Sección de texto:
------------

# ¿Qué hace la leche?



## mirla

Hola amigos,

Me interesa, ¿qué _hace_ la leche cuando comienza a hervir? En ruso decimos algo como ´se me ha escapado la leche´, ´se me huyó la leche´. ¿Y como se dice en español?


----------



## Gamen

Por aquí decimos: "Se (me) fue la leche". Literalmente la luche sube y se escapa del jarro hasta caer sobre la hornalla y extenderse por una superficie más o menos vasta.
Podría ser "Se me escapó/se me ha escapado la leche".
No es correcto "Se me huyó la leche" ya que "huir" sugiere la idea de que un ser vivo escapa de algo o de una situación por propia voluntad o por sus propios medios.
"Huye" una persona o un animal porque se sienten perseguidos, por ejemplo.

Un saludo.


----------



## ukimix

Hola, 

O sin metáforas: _se me regó la leche_.


----------



## Gamen

ukimix said:


> Hola,
> 
> O sin metáforas: _se me regó la leche_.



Esa sí que nunca la escuché.


----------



## tusi

Yo digo: se (me) derramó la leche (para diferenciarla de: cuando estaba sirviendo la leche en la taza, la derramé).

Saludos.


----------



## Namarne

Cuando comienza a hervir: _La leche ha arrancado a hervir._ 
Si se derrama fuera del pote:_ Se (me) ha sobrado la leche_, es lo que tengo más oído.


----------



## tusi

Sobrado no la he escuchado, pero me recordó otro verbo: "rebalsar".

Y aprovecho para citar a la gran novelista peruana, Clorinda Matto de Turner (Aves sin nido):


> —Miguel, ¿no te dije cuando rebalsó la olla y se cortó la leche que alguna desgracia iba a sucedernos?



Saludos.


----------



## Adolfo Afogutu

Se me desbordó la leche es inequívoca en "nuestras cocinas", y según creo, de las más comunes de todas las formas de expresarlo. El "se derramó" que comenta tusi en #5, también. Con "se me derramó", en cambio, a mí me entrarían dudas de si se le ha volcado o de si la estaba hirviendo y se le ha desbordado. Y existen aquí algunas expresiones en relación con la velocidad con que la leche "huye" del recipiente. Un tipo que "siempre salta como leche hervida" es alguien colérico, alguien que reacciona de mala forma con muchísima facilidad. Los precios se fueron para arriba "como leche hervida". Y así.

------------

Listado de datos:
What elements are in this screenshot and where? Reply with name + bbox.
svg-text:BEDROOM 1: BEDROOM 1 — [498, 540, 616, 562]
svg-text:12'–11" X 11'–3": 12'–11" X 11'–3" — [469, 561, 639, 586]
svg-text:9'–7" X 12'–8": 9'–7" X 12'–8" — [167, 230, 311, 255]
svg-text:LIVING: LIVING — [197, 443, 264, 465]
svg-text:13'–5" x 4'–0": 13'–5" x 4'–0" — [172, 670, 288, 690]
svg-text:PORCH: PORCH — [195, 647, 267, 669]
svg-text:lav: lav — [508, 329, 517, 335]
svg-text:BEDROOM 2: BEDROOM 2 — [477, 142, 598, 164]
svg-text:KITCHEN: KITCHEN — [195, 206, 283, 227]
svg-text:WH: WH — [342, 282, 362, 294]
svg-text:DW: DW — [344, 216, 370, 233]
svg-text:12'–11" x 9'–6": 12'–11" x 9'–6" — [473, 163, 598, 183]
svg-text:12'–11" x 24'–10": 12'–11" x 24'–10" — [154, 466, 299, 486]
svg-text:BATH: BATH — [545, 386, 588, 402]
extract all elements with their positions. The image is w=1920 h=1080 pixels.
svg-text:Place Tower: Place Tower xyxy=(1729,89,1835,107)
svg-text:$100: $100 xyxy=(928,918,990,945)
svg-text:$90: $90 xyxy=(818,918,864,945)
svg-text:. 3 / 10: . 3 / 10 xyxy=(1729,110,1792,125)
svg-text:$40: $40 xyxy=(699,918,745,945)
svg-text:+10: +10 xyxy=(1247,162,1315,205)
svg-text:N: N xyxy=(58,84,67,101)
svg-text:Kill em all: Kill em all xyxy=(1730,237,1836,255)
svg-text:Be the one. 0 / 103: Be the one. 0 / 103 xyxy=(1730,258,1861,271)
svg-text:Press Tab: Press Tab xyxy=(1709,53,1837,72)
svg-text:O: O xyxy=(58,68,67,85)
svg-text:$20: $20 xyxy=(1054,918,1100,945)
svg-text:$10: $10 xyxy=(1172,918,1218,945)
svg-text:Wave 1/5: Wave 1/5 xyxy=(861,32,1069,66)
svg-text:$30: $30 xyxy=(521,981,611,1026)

------------

En qué consiste: Copia otra vez el fragmento del hilo sobre la leche que va entre "Me interesa, ¿qué" y "sus propios medios.", ambos incluidos, y cambia "hornalla" por "estufa". El listado no tiene relación con el hilo sobre la leche que hierve.

Solución completa:
Me interesa, ¿qué _hace_ la leche cuando comienza a hervir? En ruso decimos algo como ´se me ha escapado la leche´, ´se me huyó la leche´. ¿Y como se dice en español?


----------



## Gamen

Por aquí decimos: "Se (me) fue la leche". Literalmente la luche sube y se escapa del jarro hasta caer sobre la estufa y extenderse por una superficie más o menos vasta.
Podría ser "Se me escapó/se me ha escapado la leche".
No es correcto "Se me huyó la leche" ya que "huir" sugiere la idea de que un ser vivo escapa de algo o de una situación por propia voluntad o por sus propios medios.